| Exercise instructions |
Please rewrite all of the data below, replacing "days" with "workdays" and leaving everything else unchanged.

| Task inputs |

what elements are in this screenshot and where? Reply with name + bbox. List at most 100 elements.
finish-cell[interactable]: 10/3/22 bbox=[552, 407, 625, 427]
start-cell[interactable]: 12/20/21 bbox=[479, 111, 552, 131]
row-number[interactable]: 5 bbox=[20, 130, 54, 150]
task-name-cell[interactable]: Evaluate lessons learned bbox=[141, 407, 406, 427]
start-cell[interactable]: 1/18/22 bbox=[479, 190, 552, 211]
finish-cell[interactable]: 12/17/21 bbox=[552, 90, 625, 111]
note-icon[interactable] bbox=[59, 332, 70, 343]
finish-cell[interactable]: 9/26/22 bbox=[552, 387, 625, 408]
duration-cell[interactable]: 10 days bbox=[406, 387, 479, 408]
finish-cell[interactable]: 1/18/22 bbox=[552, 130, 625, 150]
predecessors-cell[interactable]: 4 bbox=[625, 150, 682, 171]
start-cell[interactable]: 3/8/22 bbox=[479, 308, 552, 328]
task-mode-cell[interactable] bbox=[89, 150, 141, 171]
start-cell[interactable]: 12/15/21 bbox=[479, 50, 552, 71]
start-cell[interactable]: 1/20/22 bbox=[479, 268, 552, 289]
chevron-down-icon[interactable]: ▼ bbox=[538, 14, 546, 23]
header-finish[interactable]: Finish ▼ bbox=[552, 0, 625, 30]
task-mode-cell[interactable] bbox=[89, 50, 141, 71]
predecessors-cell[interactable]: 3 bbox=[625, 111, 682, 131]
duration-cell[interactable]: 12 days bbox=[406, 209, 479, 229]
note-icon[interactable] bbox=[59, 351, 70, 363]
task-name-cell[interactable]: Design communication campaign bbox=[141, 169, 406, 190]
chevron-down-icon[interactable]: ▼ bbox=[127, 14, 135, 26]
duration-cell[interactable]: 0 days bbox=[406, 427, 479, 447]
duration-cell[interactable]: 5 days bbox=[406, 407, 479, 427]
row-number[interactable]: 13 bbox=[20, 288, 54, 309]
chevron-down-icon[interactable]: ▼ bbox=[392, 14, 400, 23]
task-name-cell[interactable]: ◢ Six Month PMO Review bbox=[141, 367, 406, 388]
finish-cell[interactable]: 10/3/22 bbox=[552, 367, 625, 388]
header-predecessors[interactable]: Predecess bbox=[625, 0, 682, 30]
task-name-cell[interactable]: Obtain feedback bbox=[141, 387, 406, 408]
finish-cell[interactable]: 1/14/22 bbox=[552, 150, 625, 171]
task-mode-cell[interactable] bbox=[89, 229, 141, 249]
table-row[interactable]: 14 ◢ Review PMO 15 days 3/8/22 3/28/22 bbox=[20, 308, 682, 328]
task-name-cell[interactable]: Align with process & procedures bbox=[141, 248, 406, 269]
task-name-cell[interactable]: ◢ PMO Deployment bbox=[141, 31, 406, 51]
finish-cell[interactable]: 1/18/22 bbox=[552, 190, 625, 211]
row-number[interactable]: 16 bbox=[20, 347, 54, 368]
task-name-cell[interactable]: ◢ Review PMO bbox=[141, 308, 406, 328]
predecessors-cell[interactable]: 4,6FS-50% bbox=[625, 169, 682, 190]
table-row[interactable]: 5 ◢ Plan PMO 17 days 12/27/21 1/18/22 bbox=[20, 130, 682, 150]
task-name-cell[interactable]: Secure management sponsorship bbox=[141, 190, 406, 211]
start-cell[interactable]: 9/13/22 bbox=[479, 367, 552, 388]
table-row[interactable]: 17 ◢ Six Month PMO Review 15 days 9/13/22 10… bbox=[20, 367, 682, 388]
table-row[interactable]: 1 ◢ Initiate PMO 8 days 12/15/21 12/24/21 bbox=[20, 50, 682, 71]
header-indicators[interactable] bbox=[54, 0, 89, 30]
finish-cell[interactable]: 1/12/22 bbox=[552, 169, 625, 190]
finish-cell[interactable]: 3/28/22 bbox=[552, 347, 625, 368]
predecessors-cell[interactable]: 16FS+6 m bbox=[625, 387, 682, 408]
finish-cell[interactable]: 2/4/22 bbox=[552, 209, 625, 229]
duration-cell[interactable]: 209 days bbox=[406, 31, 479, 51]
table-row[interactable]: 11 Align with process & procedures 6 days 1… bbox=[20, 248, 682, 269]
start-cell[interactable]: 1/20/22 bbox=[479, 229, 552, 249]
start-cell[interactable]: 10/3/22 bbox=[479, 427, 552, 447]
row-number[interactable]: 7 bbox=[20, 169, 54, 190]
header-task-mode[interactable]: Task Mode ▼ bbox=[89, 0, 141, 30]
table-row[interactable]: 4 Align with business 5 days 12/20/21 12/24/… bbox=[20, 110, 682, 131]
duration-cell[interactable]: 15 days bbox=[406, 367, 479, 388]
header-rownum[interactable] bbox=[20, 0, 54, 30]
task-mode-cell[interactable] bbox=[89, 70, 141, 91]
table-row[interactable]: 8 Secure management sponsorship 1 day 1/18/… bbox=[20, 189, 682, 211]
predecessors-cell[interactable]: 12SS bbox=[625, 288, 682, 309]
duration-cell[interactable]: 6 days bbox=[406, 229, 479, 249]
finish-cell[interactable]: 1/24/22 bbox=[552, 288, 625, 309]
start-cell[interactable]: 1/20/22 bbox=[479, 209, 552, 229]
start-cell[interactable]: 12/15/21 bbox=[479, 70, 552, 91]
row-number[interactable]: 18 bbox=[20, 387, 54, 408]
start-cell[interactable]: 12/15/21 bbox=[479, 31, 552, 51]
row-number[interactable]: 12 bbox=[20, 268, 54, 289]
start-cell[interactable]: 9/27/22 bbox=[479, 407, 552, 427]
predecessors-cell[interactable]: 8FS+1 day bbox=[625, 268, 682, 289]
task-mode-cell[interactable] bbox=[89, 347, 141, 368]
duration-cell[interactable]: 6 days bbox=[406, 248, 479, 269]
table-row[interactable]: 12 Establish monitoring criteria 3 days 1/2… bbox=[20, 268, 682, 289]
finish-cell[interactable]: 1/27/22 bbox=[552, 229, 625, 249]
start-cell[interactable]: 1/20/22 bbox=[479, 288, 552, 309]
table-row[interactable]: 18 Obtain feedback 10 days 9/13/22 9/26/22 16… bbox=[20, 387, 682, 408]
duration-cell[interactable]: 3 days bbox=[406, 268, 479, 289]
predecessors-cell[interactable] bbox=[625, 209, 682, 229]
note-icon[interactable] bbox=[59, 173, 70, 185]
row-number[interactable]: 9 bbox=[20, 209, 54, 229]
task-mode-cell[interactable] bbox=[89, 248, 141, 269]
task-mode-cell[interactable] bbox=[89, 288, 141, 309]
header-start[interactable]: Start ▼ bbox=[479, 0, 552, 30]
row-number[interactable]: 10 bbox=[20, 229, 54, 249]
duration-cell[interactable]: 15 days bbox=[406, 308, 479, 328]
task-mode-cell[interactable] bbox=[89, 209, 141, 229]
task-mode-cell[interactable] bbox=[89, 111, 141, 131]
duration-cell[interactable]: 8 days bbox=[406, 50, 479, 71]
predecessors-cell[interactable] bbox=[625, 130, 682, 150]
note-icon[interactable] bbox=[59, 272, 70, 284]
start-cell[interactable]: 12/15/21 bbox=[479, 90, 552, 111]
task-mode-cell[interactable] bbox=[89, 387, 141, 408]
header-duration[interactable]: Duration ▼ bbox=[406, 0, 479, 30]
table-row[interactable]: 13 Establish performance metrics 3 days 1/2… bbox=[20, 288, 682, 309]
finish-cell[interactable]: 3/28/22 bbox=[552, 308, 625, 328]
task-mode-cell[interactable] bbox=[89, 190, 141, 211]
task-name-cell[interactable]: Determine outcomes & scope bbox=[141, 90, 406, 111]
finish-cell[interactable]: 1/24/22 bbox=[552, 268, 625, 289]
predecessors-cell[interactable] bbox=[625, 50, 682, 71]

| Response to the exercise |
what elements are in this screenshot and where? Reply with name + bbox. List at most 100 elements.
finish-cell[interactable]: 10/3/22 bbox=[552, 407, 625, 427]
start-cell[interactable]: 12/20/21 bbox=[479, 111, 552, 131]
row-number[interactable]: 5 bbox=[20, 130, 54, 150]
task-name-cell[interactable]: Evaluate lessons learned bbox=[141, 407, 406, 427]
start-cell[interactable]: 1/18/22 bbox=[479, 190, 552, 211]
finish-cell[interactable]: 12/17/21 bbox=[552, 90, 625, 111]
note-icon[interactable] bbox=[59, 332, 70, 343]
finish-cell[interactable]: 9/26/22 bbox=[552, 387, 625, 408]
duration-cell[interactable]: 10 workdays bbox=[406, 387, 479, 408]
finish-cell[interactable]: 1/18/22 bbox=[552, 130, 625, 150]
predecessors-cell[interactable]: 4 bbox=[625, 150, 682, 171]
start-cell[interactable]: 3/8/22 bbox=[479, 308, 552, 328]
task-mode-cell[interactable] bbox=[89, 150, 141, 171]
start-cell[interactable]: 12/15/21 bbox=[479, 50, 552, 71]
start-cell[interactable]: 1/20/22 bbox=[479, 268, 552, 289]
chevron-down-icon[interactable]: ▼ bbox=[538, 14, 546, 23]
header-finish[interactable]: Finish ▼ bbox=[552, 0, 625, 30]
task-mode-cell[interactable] bbox=[89, 50, 141, 71]
predecessors-cell[interactable]: 3 bbox=[625, 111, 682, 131]
duration-cell[interactable]: 12 workdays bbox=[406, 209, 479, 229]
note-icon[interactable] bbox=[59, 351, 70, 363]
task-name-cell[interactable]: Design communication campaign bbox=[141, 169, 406, 190]
chevron-down-icon[interactable]: ▼ bbox=[127, 14, 135, 26]
duration-cell[interactable]: 0 workdays bbox=[406, 427, 479, 447]
duration-cell[interactable]: 5 workdays bbox=[406, 407, 479, 427]
row-number[interactable]: 13 bbox=[20, 288, 54, 309]
chevron-down-icon[interactable]: ▼ bbox=[392, 14, 400, 23]
task-name-cell[interactable]: ◢ Six Month PMO Review bbox=[141, 367, 406, 388]
finish-cell[interactable]: 10/3/22 bbox=[552, 367, 625, 388]
header-predecessors[interactable]: Predecess bbox=[625, 0, 682, 30]
task-name-cell[interactable]: Obtain feedback bbox=[141, 387, 406, 408]
finish-cell[interactable]: 1/14/22 bbox=[552, 150, 625, 171]
task-mode-cell[interactable] bbox=[89, 229, 141, 249]
table-row[interactable]: 14 ◢ Review PMO 15 workdays 3/8/22 3/28/22 bbox=[20, 308, 682, 328]
task-name-cell[interactable]: Align with process & procedures bbox=[141, 248, 406, 269]
task-name-cell[interactable]: ◢ PMO Deployment bbox=[141, 31, 406, 51]
finish-cell[interactable]: 1/18/22 bbox=[552, 190, 625, 211]
row-number[interactable]: 16 bbox=[20, 347, 54, 368]
task-name-cell[interactable]: ◢ Review PMO bbox=[141, 308, 406, 328]
predecessors-cell[interactable]: 4,6FS-50% bbox=[625, 169, 682, 190]
table-row[interactable]: 5 ◢ Plan PMO 17 workdays 12/27/21 1/18/22 bbox=[20, 130, 682, 150]
task-name-cell[interactable]: Secure management sponsorship bbox=[141, 190, 406, 211]
start-cell[interactable]: 9/13/22 bbox=[479, 367, 552, 388]
table-row[interactable]: 17 ◢ Six Month PMO Review 15 workdays 9/13/22 10… bbox=[20, 367, 682, 388]
table-row[interactable]: 1 ◢ Initiate PMO 8 workdays 12/15/21 12/24/21 bbox=[20, 50, 682, 71]
header-indicators[interactable] bbox=[54, 0, 89, 30]
finish-cell[interactable]: 1/12/22 bbox=[552, 169, 625, 190]
finish-cell[interactable]: 3/28/22 bbox=[552, 347, 625, 368]
predecessors-cell[interactable]: 16FS+6 m bbox=[625, 387, 682, 408]
finish-cell[interactable]: 2/4/22 bbox=[552, 209, 625, 229]
duration-cell[interactable]: 209 workdays bbox=[406, 31, 479, 51]
table-row[interactable]: 11 Align with process & procedures 6 workdays 1… bbox=[20, 248, 682, 269]
start-cell[interactable]: 1/20/22 bbox=[479, 229, 552, 249]
start-cell[interactable]: 10/3/22 bbox=[479, 427, 552, 447]
row-number[interactable]: 7 bbox=[20, 169, 54, 190]
header-task-mode[interactable]: Task Mode ▼ bbox=[89, 0, 141, 30]
table-row[interactable]: 4 Align with business 5 workdays 12/20/21 12/24/… bbox=[20, 110, 682, 131]
duration-cell[interactable]: 15 workdays bbox=[406, 367, 479, 388]
header-rownum[interactable] bbox=[20, 0, 54, 30]
task-mode-cell[interactable] bbox=[89, 70, 141, 91]
table-row[interactable]: 8 Secure management sponsorship 1 day 1/18/… bbox=[20, 189, 682, 211]
predecessors-cell[interactable]: 12SS bbox=[625, 288, 682, 309]
duration-cell[interactable]: 6 workdays bbox=[406, 229, 479, 249]
finish-cell[interactable]: 1/24/22 bbox=[552, 288, 625, 309]
start-cell[interactable]: 1/20/22 bbox=[479, 209, 552, 229]
start-cell[interactable]: 12/15/21 bbox=[479, 70, 552, 91]
row-number[interactable]: 18 bbox=[20, 387, 54, 408]
start-cell[interactable]: 12/15/21 bbox=[479, 31, 552, 51]
row-number[interactable]: 12 bbox=[20, 268, 54, 289]
start-cell[interactable]: 9/27/22 bbox=[479, 407, 552, 427]
predecessors-cell[interactable]: 8FS+1 day bbox=[625, 268, 682, 289]
task-mode-cell[interactable] bbox=[89, 347, 141, 368]
duration-cell[interactable]: 6 workdays bbox=[406, 248, 479, 269]
table-row[interactable]: 12 Establish monitoring criteria 3 workdays 1/2… bbox=[20, 268, 682, 289]
finish-cell[interactable]: 1/27/22 bbox=[552, 229, 625, 249]
start-cell[interactable]: 1/20/22 bbox=[479, 288, 552, 309]
table-row[interactable]: 18 Obtain feedback 10 workdays 9/13/22 9/26/22 16… bbox=[20, 387, 682, 408]
duration-cell[interactable]: 3 workdays bbox=[406, 268, 479, 289]
predecessors-cell[interactable] bbox=[625, 209, 682, 229]
note-icon[interactable] bbox=[59, 173, 70, 185]
row-number[interactable]: 9 bbox=[20, 209, 54, 229]
task-mode-cell[interactable] bbox=[89, 248, 141, 269]
task-mode-cell[interactable] bbox=[89, 288, 141, 309]
header-start[interactable]: Start ▼ bbox=[479, 0, 552, 30]
row-number[interactable]: 10 bbox=[20, 229, 54, 249]
duration-cell[interactable]: 15 workdays bbox=[406, 308, 479, 328]
task-mode-cell[interactable] bbox=[89, 209, 141, 229]
task-mode-cell[interactable] bbox=[89, 111, 141, 131]
duration-cell[interactable]: 8 workdays bbox=[406, 50, 479, 71]
predecessors-cell[interactable] bbox=[625, 130, 682, 150]
note-icon[interactable] bbox=[59, 272, 70, 284]
start-cell[interactable]: 12/15/21 bbox=[479, 90, 552, 111]
task-mode-cell[interactable] bbox=[89, 387, 141, 408]
header-duration[interactable]: Duration ▼ bbox=[406, 0, 479, 30]
table-row[interactable]: 13 Establish performance metrics 3 workdays 1/2… bbox=[20, 288, 682, 309]
finish-cell[interactable]: 3/28/22 bbox=[552, 308, 625, 328]
task-mode-cell[interactable] bbox=[89, 190, 141, 211]
task-name-cell[interactable]: Determine outcomes & scope bbox=[141, 90, 406, 111]
finish-cell[interactable]: 1/24/22 bbox=[552, 268, 625, 289]
predecessors-cell[interactable] bbox=[625, 50, 682, 71]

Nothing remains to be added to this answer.